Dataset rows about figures
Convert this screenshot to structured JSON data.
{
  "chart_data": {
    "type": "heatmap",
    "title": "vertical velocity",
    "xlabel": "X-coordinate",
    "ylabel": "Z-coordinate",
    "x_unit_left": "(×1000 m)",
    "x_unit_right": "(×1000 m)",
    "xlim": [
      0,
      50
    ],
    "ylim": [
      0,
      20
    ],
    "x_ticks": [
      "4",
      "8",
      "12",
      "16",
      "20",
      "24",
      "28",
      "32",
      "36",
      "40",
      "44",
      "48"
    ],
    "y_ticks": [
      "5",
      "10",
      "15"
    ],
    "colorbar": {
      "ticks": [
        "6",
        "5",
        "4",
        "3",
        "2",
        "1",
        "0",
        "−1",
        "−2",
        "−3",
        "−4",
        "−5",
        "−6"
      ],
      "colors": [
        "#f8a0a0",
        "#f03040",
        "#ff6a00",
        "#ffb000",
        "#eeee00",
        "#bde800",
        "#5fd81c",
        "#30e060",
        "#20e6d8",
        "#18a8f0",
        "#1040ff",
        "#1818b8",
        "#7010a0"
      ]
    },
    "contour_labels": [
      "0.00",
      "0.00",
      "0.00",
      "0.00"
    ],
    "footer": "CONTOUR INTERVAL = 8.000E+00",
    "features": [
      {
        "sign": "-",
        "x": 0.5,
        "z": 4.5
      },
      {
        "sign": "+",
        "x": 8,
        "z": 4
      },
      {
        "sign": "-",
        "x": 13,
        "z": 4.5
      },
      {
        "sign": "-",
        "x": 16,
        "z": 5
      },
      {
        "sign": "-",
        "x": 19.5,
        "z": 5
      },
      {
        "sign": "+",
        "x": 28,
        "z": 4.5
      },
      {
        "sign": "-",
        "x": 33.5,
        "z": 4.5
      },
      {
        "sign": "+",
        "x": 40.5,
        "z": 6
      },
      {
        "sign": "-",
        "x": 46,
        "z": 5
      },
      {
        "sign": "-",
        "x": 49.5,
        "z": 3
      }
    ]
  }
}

--

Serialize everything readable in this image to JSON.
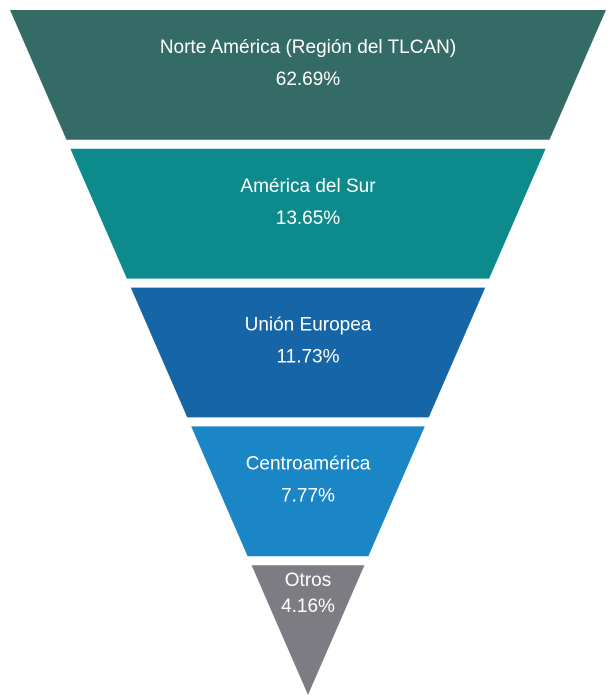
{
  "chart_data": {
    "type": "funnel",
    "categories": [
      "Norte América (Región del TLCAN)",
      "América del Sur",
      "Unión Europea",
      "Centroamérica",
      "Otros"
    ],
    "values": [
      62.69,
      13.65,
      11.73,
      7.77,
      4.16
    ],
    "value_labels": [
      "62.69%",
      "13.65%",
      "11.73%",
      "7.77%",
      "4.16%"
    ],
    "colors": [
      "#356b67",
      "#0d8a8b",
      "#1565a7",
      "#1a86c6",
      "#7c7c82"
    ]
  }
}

◆ What is being asked: Show the lines where the word "this" appears in the entries.

◆ Exercise result:
Convert this screenshot to structured JSON data.
Serialize everything readable in this image to JSON.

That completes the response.